*RECORDS SUPPLIED*.
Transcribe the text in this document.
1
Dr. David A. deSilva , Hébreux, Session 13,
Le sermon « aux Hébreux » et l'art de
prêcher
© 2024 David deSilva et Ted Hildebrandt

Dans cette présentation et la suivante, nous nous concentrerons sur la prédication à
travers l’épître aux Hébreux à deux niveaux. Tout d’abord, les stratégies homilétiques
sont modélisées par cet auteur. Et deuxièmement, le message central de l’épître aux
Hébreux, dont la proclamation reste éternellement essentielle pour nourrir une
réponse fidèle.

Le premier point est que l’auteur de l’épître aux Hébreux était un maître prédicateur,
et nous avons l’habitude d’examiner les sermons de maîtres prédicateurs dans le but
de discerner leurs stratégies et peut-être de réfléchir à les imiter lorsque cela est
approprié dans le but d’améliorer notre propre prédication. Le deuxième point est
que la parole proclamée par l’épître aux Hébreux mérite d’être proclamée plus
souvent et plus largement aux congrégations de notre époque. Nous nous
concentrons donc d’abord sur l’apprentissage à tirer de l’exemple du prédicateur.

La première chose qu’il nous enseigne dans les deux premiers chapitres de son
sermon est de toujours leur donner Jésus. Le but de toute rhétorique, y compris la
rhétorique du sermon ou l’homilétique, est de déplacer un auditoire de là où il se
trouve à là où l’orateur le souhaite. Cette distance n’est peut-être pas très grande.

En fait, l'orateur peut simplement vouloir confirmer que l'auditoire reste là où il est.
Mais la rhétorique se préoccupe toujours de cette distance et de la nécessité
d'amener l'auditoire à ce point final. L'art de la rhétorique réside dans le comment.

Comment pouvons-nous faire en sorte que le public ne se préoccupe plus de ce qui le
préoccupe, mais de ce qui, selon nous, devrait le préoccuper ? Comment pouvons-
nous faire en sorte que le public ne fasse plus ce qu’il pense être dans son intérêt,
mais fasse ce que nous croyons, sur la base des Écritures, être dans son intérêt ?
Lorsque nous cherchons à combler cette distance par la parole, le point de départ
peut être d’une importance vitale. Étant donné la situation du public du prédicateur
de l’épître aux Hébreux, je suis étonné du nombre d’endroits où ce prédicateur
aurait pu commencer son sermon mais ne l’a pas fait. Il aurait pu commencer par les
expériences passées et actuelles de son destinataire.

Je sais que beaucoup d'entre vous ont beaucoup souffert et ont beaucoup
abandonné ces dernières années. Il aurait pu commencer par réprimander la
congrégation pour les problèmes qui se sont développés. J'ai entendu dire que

*SHORT TASK*.
Gather up the lines containing the word "parole" from these records and copy them.

*COMPLETED EXERCISE*.
que la parole proclamée par l’épître aux Hébreux mérite d’être proclamée plus
Lorsque nous cherchons à combler cette distance par la parole, le point de départ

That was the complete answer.